INSTRUCTION:
Set down all of the data that follows word for word, without the images.

** start **

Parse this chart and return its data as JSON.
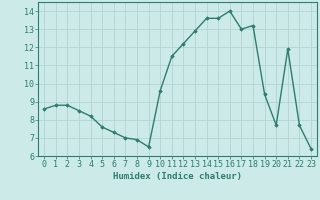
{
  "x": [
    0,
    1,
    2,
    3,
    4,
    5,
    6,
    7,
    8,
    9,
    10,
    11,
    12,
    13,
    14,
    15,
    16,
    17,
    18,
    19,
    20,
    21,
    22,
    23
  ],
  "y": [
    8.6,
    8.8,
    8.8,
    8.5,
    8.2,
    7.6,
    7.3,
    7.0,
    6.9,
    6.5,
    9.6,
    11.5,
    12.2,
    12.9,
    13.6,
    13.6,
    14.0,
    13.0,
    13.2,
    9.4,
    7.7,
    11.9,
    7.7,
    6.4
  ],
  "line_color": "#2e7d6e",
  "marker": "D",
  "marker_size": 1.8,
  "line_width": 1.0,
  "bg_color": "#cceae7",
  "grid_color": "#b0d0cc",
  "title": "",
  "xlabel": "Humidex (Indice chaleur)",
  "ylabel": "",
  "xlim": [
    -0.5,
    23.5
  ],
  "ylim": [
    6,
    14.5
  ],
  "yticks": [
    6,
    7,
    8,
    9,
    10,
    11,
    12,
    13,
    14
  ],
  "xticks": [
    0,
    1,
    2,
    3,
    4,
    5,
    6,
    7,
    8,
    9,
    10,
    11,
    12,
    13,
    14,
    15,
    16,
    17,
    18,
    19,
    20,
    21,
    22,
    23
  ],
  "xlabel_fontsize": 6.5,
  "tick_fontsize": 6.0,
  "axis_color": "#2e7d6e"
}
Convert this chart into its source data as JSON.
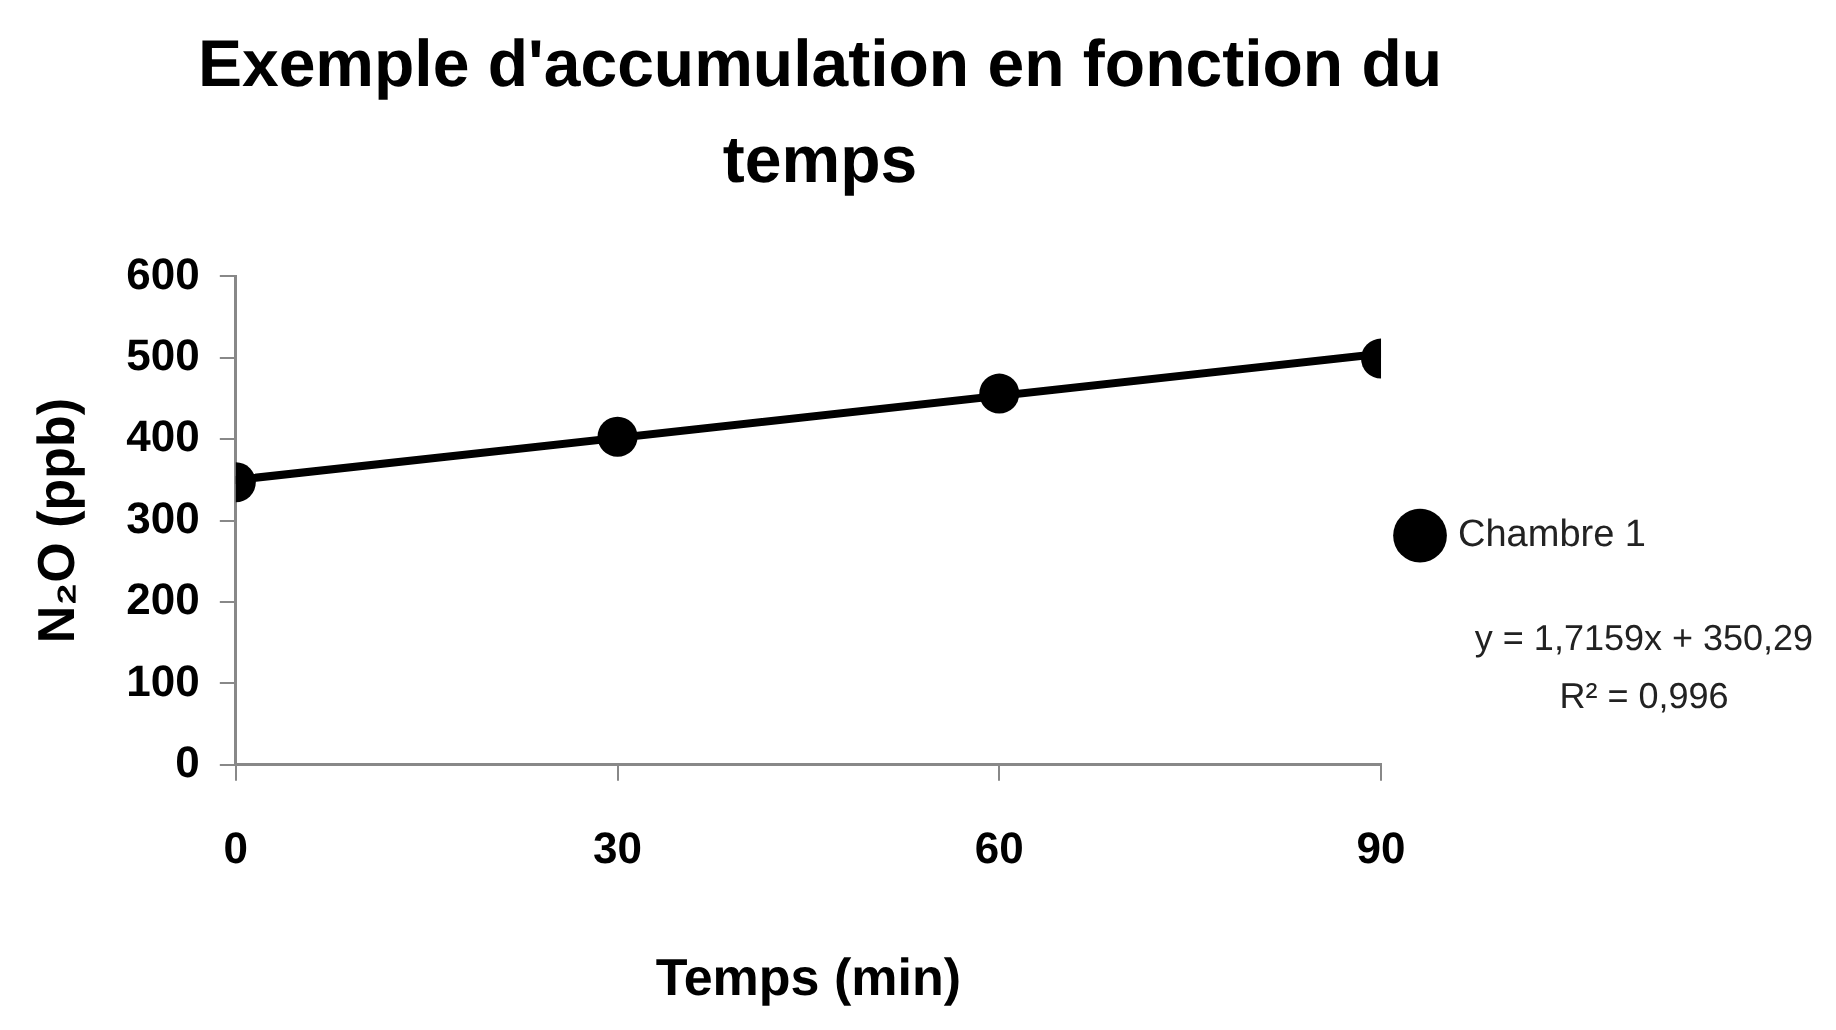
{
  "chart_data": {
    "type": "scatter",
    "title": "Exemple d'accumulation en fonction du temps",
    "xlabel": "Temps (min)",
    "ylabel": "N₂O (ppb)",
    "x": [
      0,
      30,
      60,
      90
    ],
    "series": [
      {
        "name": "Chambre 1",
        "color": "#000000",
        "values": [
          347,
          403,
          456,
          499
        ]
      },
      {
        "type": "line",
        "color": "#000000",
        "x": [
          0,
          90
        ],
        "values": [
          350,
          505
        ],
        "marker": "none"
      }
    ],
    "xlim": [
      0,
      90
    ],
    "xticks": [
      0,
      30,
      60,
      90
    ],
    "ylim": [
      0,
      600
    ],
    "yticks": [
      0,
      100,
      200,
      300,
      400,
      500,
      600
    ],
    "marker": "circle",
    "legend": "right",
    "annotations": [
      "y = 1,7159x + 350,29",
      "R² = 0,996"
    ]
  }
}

** end **

ANSWER TO THE TASK:
Parse this chart and return its data as JSON.
{
  "x": [
    0,
    1,
    2,
    3,
    4,
    5,
    6,
    7,
    8,
    9,
    10,
    11,
    12,
    13,
    14,
    15,
    16,
    17,
    18,
    19,
    20,
    21,
    22,
    23
  ],
  "y": [
    8.6,
    8.8,
    8.8,
    8.5,
    8.2,
    7.6,
    7.3,
    7.0,
    6.9,
    6.5,
    9.6,
    11.5,
    12.2,
    12.9,
    13.6,
    13.6,
    14.0,
    13.0,
    13.2,
    9.4,
    7.7,
    11.9,
    7.7,
    6.4
  ],
  "line_color": "#2e7d6e",
  "marker": "D",
  "marker_size": 1.8,
  "line_width": 1.0,
  "bg_color": "#cceae7",
  "grid_color": "#b0d0cc",
  "title": "",
  "xlabel": "Humidex (Indice chaleur)",
  "ylabel": "",
  "xlim": [
    -0.5,
    23.5
  ],
  "ylim": [
    6,
    14.5
  ],
  "yticks": [
    6,
    7,
    8,
    9,
    10,
    11,
    12,
    13,
    14
  ],
  "xticks": [
    0,
    1,
    2,
    3,
    4,
    5,
    6,
    7,
    8,
    9,
    10,
    11,
    12,
    13,
    14,
    15,
    16,
    17,
    18,
    19,
    20,
    21,
    22,
    23
  ],
  "xlabel_fontsize": 6.5,
  "tick_fontsize": 6.0,
  "axis_color": "#2e7d6e"
}
Convert this chart into its source data as JSON.
{
  "chart_data": {
    "type": "scatter",
    "title": "Exemple d'accumulation en fonction du temps",
    "xlabel": "Temps (min)",
    "ylabel": "N₂O (ppb)",
    "x": [
      0,
      30,
      60,
      90
    ],
    "series": [
      {
        "name": "Chambre 1",
        "color": "#000000",
        "values": [
          347,
          403,
          456,
          499
        ]
      },
      {
        "type": "line",
        "color": "#000000",
        "x": [
          0,
          90
        ],
        "values": [
          350,
          505
        ],
        "marker": "none"
      }
    ],
    "xlim": [
      0,
      90
    ],
    "xticks": [
      0,
      30,
      60,
      90
    ],
    "ylim": [
      0,
      600
    ],
    "yticks": [
      0,
      100,
      200,
      300,
      400,
      500,
      600
    ],
    "marker": "circle",
    "legend": "right",
    "annotations": [
      "y = 1,7159x + 350,29",
      "R² = 0,996"
    ]
  }
}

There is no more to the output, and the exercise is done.